Data supplied:
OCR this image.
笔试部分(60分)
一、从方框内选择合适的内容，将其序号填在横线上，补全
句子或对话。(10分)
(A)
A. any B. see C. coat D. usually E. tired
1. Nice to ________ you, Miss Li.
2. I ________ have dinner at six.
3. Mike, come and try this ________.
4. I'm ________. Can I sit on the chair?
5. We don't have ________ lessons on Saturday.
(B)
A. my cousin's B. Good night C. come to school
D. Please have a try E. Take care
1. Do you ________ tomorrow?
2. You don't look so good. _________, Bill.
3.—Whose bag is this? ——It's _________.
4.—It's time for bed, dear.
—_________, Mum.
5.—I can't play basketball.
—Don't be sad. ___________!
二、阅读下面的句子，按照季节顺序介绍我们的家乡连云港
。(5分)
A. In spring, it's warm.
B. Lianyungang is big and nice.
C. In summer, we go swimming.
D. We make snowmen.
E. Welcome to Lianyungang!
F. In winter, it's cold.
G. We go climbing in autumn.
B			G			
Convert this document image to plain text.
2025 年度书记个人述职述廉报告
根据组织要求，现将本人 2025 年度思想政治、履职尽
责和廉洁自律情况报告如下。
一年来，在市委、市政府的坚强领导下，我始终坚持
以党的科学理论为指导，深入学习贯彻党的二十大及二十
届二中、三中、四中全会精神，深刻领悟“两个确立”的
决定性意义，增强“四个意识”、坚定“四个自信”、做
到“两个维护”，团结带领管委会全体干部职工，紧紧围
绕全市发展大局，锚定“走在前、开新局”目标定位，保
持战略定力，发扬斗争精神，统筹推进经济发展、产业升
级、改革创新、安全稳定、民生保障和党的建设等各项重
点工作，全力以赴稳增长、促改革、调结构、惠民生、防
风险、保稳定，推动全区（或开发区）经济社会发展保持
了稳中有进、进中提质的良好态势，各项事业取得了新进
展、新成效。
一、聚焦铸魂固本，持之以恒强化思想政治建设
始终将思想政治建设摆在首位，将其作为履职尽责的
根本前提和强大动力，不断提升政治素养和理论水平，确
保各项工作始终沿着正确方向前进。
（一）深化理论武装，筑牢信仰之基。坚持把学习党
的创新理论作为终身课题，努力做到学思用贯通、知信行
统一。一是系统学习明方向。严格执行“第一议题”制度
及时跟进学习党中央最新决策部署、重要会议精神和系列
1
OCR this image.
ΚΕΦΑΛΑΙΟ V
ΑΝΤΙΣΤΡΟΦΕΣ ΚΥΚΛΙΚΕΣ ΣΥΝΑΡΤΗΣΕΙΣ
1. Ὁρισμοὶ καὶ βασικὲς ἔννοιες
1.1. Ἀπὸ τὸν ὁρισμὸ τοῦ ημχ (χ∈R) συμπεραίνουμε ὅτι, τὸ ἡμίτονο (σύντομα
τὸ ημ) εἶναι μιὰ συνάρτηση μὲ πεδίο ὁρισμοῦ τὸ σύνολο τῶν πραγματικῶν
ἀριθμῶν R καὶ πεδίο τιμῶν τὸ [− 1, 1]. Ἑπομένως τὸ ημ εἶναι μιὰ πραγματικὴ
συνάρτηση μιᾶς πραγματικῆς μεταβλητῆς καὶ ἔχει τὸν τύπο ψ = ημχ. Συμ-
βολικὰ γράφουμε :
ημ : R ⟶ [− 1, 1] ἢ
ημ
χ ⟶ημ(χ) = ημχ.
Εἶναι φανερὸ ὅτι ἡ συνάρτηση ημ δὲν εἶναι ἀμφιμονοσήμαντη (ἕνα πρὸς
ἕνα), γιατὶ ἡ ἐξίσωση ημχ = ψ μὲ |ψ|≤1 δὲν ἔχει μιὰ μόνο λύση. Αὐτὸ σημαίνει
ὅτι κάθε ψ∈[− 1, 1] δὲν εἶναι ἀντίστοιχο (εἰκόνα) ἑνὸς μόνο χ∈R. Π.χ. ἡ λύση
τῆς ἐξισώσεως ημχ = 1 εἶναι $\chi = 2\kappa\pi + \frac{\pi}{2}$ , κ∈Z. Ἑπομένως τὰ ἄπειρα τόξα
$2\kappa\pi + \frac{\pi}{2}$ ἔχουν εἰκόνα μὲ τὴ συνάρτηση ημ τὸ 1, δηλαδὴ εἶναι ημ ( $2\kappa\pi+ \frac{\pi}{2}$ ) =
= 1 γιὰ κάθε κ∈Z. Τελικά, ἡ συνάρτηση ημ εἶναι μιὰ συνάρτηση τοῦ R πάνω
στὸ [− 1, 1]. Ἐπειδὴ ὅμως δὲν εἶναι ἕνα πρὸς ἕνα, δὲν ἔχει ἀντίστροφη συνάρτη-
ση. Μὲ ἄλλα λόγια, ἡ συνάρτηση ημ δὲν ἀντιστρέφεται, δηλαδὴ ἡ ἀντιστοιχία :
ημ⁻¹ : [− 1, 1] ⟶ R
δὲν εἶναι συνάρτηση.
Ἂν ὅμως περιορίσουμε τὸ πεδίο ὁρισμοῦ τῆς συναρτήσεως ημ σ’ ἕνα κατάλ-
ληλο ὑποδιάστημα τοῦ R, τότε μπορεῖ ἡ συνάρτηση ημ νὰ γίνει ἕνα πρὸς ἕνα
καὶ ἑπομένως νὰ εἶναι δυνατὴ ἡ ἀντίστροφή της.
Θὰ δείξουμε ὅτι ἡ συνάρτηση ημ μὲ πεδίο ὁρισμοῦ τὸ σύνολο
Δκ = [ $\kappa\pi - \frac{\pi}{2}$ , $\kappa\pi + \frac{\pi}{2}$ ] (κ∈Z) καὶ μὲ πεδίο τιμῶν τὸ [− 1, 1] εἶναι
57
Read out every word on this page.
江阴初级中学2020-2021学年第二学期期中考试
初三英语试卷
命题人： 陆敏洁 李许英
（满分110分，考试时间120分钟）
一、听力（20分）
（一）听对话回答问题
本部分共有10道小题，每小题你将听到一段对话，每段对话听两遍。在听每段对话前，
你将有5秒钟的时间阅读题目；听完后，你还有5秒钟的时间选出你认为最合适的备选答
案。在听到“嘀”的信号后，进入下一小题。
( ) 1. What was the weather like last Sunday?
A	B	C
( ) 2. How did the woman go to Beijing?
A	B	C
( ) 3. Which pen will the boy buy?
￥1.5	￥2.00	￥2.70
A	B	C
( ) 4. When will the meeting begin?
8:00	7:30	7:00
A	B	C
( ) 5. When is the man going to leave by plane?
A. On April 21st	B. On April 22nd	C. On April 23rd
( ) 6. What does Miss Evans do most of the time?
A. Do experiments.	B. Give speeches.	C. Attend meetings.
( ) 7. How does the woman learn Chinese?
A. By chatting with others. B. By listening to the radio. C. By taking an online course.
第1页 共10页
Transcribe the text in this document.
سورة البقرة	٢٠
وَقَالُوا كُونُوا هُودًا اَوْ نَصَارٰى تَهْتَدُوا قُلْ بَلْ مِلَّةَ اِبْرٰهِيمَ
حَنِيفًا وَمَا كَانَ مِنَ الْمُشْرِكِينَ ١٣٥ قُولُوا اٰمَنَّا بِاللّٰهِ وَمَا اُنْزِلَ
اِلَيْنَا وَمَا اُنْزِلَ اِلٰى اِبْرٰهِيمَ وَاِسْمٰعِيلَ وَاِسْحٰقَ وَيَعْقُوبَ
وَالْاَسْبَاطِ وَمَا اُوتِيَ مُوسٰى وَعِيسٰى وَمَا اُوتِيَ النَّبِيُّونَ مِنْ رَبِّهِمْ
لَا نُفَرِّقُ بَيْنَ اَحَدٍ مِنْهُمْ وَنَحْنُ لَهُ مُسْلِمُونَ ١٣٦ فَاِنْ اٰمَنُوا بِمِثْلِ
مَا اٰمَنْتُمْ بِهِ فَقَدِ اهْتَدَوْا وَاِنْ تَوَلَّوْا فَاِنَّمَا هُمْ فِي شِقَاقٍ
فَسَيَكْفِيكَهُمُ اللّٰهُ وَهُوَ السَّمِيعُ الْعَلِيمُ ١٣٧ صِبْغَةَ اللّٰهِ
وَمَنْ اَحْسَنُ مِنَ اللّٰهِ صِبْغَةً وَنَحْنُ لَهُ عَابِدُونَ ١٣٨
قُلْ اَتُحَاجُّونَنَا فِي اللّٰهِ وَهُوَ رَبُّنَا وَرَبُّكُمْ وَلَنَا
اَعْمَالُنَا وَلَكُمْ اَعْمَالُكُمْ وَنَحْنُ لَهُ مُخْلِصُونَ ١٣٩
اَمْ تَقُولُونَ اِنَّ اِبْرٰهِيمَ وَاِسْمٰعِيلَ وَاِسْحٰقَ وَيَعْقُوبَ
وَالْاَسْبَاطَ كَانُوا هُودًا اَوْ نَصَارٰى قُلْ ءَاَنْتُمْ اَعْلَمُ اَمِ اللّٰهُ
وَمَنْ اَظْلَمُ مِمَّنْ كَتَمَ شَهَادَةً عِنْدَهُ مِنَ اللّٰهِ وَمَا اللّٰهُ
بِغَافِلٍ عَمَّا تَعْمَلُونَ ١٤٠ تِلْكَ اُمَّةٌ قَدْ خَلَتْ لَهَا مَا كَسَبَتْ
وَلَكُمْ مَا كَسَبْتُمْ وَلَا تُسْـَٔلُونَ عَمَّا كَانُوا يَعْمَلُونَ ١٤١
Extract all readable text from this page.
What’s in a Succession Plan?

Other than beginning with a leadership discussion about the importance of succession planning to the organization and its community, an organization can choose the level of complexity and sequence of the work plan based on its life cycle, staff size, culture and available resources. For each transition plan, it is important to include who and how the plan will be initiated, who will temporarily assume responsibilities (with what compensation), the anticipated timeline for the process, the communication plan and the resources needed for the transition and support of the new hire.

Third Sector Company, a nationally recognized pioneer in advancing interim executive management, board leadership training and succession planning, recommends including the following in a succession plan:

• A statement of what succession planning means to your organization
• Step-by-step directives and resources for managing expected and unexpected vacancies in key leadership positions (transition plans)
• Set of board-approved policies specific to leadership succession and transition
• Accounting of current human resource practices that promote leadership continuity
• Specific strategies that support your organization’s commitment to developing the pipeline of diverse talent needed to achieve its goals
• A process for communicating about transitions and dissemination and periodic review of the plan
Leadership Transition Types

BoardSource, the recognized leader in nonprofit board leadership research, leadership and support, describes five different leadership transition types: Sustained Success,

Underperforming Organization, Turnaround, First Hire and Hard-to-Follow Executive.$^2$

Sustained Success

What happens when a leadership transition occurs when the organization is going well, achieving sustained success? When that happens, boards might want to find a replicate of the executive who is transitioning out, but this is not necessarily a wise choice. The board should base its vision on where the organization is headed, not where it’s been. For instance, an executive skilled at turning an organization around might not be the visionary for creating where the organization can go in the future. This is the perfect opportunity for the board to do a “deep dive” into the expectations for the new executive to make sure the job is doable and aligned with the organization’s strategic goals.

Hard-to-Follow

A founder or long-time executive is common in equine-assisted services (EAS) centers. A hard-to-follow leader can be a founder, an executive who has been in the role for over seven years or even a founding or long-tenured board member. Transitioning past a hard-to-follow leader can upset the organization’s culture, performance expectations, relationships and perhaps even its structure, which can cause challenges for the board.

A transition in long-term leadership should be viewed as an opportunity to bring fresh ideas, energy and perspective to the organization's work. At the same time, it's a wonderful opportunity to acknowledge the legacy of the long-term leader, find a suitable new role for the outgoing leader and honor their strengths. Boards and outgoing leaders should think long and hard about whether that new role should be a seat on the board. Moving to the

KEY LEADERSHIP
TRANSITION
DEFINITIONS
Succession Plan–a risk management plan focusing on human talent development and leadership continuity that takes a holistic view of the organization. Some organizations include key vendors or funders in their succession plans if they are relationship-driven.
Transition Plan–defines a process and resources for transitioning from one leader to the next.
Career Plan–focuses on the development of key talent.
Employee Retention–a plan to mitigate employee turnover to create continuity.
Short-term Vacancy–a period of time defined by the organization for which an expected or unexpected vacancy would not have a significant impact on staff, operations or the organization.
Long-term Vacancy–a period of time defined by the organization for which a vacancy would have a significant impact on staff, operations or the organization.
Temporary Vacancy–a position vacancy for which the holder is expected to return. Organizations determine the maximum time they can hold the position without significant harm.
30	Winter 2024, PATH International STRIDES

Exercise instructions:
From the listing above, pick out every line containing "does".

Complete response:
( ) 6. What does Miss Evans do most of the time?
( ) 7. How does the woman learn Chinese?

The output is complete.